DESCRIPTION OF THE TASK.
Find how many lines in the data below mention "icon". Give the number only.

DATA EXTRACT.
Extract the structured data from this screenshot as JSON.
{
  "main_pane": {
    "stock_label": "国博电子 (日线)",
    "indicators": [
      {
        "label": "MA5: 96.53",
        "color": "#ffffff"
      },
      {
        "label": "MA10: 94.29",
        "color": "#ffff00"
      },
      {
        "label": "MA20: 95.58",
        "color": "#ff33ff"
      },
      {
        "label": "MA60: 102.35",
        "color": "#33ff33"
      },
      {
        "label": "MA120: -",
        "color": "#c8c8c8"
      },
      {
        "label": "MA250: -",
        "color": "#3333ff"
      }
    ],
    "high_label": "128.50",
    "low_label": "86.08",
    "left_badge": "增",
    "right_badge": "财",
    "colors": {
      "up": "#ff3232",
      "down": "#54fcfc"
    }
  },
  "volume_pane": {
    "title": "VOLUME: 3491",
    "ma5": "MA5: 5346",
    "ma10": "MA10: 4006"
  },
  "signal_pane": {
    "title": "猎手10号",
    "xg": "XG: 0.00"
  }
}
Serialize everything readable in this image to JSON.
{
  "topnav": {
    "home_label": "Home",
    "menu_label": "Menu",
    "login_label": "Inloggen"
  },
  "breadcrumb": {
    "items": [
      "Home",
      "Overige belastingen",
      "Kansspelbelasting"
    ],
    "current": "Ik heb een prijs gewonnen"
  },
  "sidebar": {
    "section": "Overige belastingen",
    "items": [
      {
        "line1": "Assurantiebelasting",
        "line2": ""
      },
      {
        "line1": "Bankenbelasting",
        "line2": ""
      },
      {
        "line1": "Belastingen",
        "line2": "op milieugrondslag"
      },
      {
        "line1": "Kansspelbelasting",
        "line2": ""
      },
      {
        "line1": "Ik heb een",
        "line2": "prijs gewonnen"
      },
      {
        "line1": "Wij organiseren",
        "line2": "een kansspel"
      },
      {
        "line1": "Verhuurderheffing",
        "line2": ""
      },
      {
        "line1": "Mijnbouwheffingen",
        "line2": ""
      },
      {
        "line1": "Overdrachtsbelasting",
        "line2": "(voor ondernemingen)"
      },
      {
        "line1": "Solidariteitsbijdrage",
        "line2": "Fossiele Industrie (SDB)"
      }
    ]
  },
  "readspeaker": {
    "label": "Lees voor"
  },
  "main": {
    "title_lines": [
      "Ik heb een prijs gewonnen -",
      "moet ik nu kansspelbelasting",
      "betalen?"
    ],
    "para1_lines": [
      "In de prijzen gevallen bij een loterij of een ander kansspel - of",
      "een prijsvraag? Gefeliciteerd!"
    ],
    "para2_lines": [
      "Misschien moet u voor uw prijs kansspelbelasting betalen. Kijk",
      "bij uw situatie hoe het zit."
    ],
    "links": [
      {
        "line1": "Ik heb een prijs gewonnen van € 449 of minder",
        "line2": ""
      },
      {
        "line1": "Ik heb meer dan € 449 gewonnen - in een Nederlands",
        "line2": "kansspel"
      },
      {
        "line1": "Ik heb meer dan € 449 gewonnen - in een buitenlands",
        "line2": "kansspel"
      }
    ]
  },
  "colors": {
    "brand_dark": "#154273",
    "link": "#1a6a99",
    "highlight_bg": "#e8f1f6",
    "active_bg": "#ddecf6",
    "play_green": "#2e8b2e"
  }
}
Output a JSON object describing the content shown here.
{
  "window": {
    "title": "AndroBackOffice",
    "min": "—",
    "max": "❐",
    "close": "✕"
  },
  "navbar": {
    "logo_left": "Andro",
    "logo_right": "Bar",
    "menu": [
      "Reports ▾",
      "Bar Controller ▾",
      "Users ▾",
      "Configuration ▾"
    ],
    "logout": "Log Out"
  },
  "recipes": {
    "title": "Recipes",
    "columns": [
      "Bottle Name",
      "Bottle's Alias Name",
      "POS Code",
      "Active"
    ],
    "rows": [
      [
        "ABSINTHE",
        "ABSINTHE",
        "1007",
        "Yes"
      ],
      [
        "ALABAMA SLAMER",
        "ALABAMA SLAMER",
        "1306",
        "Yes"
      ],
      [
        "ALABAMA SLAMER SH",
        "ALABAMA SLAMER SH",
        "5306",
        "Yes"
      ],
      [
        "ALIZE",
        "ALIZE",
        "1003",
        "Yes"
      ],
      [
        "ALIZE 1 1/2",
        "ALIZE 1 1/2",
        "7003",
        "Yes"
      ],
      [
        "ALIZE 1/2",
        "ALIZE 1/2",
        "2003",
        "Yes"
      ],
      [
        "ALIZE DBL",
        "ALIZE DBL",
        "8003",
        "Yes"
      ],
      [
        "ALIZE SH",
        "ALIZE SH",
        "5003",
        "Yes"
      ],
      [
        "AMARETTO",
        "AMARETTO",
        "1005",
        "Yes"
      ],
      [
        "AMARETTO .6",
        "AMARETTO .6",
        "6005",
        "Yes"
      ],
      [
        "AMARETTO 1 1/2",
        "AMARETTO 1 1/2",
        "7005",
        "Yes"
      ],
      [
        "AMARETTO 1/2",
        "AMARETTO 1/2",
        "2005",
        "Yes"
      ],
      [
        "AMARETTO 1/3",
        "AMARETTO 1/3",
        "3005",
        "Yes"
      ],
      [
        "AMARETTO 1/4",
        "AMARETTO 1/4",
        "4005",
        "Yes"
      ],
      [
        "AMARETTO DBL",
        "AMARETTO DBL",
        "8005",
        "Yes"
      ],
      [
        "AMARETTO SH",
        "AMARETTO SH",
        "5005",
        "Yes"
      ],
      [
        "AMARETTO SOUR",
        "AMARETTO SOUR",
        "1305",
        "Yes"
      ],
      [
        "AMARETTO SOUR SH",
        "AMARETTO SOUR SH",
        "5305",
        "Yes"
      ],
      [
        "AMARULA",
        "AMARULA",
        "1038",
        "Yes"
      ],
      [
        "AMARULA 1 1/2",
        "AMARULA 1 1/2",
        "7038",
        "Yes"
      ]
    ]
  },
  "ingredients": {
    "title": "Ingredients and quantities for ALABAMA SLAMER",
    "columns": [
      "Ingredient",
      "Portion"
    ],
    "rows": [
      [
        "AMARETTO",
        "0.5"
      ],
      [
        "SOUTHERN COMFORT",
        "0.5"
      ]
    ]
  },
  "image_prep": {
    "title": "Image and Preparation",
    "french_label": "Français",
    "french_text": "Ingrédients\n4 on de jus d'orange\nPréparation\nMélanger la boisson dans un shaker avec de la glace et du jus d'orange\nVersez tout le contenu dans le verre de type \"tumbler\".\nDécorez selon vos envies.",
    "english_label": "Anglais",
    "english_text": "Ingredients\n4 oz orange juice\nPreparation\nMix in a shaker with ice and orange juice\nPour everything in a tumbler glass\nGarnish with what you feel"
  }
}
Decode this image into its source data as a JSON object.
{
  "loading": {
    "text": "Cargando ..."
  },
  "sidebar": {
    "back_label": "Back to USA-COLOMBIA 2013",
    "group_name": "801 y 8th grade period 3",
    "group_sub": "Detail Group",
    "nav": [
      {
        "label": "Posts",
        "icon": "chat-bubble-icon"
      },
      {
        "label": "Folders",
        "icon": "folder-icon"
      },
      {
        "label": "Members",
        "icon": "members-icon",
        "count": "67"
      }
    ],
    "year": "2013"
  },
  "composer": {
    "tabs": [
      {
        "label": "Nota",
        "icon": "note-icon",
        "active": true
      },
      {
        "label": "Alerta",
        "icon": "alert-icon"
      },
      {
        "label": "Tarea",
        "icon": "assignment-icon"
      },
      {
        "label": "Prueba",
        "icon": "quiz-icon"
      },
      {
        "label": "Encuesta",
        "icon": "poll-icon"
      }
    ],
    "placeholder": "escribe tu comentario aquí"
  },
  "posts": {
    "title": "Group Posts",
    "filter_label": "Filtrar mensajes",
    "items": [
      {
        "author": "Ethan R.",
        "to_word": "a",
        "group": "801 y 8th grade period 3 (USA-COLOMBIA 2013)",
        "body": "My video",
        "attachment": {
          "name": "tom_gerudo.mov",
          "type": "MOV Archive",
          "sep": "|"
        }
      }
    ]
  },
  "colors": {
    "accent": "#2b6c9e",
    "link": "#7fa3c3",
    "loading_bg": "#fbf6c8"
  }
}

ANSWER IN FULL.
8